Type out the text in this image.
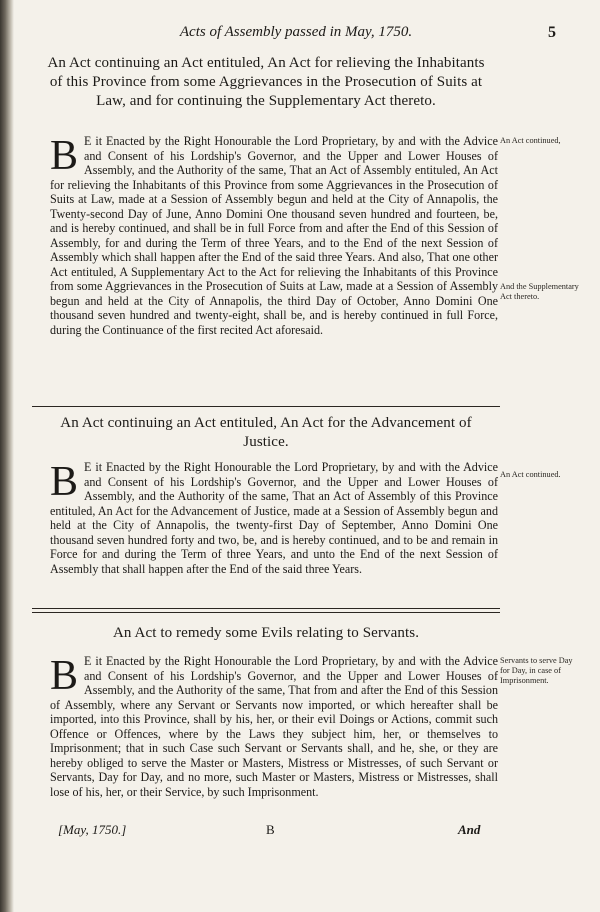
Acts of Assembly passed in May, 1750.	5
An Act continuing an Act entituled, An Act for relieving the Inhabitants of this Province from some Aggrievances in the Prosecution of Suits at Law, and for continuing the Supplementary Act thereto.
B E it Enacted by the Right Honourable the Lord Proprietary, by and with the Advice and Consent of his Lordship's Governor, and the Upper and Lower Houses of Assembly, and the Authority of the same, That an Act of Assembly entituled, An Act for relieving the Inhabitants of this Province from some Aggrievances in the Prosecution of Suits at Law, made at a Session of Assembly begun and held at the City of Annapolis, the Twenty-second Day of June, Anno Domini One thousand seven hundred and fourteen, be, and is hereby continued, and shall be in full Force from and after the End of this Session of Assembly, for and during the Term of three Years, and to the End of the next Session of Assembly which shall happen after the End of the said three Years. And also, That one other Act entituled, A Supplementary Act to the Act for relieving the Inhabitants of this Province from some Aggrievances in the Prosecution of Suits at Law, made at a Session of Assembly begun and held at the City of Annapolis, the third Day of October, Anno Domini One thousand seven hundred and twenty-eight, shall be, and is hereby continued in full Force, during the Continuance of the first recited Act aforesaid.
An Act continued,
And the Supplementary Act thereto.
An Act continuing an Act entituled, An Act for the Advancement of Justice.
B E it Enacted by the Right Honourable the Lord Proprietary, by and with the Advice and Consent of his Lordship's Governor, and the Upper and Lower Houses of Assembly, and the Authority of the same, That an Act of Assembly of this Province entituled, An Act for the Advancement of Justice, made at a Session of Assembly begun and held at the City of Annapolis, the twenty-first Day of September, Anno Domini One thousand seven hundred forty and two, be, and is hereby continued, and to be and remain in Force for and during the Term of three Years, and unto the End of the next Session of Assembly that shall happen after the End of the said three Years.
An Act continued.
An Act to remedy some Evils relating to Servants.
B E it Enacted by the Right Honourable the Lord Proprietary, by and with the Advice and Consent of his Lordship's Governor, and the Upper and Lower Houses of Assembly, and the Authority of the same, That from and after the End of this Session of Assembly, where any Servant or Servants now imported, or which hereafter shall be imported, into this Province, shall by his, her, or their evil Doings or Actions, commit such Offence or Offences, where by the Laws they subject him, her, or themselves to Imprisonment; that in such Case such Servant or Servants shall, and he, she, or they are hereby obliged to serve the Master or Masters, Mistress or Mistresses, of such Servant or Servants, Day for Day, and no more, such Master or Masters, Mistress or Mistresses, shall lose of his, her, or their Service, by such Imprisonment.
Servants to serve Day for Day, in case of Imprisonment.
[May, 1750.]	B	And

...

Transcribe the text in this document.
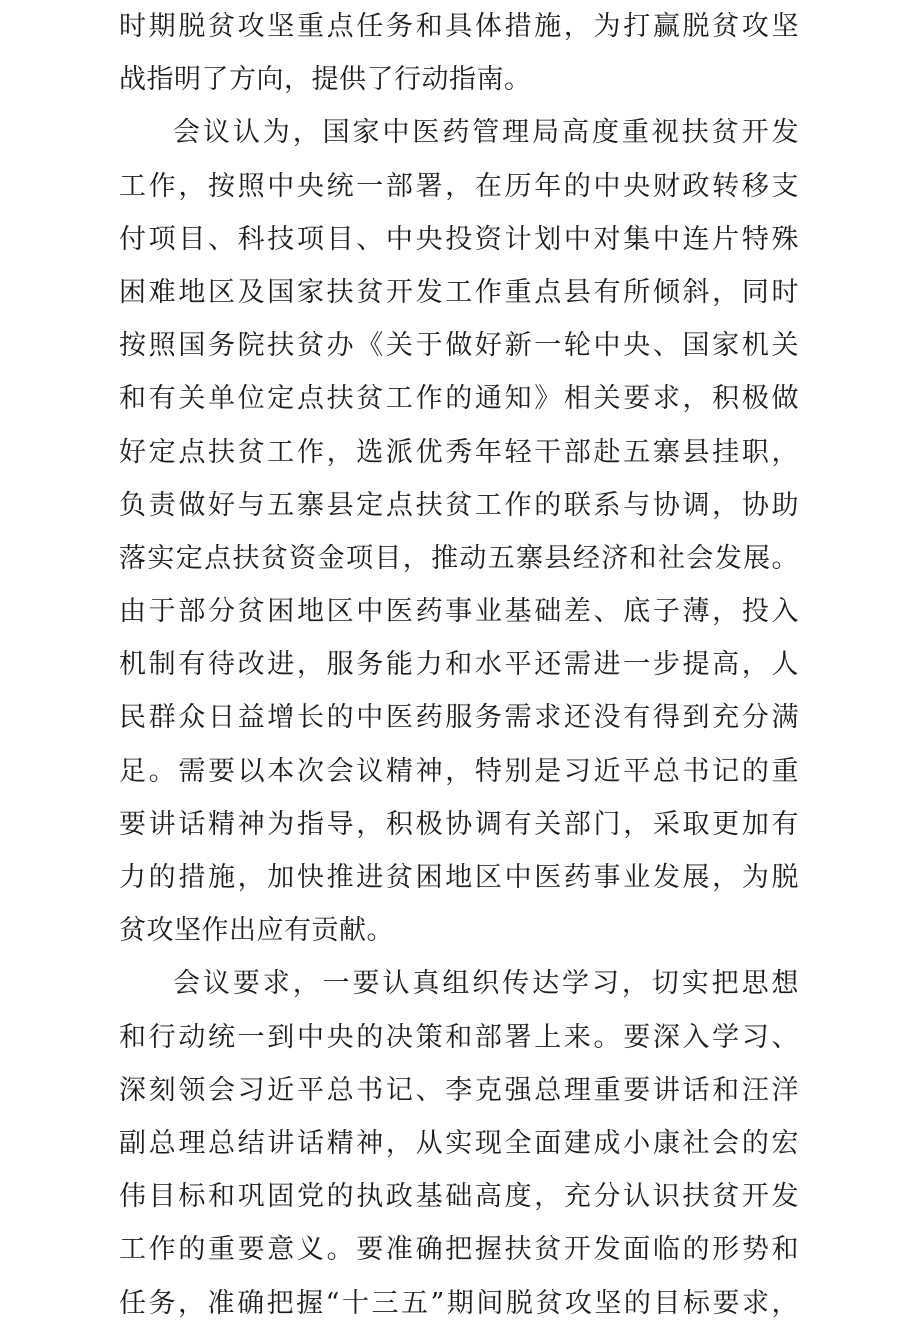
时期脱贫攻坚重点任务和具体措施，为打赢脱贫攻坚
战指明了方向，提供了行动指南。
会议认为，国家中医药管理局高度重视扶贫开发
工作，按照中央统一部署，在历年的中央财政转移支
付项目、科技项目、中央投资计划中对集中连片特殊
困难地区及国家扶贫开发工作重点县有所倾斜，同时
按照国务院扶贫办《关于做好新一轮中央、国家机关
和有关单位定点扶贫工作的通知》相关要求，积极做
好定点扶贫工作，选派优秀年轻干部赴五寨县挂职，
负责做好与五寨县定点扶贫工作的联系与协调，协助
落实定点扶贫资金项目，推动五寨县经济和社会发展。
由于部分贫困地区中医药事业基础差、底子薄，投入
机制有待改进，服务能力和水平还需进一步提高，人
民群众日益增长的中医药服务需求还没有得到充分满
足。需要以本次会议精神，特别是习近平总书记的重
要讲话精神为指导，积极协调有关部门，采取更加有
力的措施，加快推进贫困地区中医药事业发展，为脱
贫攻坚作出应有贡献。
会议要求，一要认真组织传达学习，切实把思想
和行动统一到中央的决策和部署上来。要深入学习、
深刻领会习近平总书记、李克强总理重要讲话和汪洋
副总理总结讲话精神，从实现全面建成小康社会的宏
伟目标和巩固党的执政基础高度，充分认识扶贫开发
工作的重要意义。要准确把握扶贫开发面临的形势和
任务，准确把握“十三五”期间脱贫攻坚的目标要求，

→ **Goal of the exercise**
Return every line above in which the string "continuing" occurs.

→ **Solution for this problem**
An Act continuing an Act entituled, An Act for relieving the Inhabitants of this Province from some Aggrievances in the Prosecution of Suits at Law, and for continuing the Supplementary Act thereto.
An Act continuing an Act entituled, An Act for the Advancement of Justice.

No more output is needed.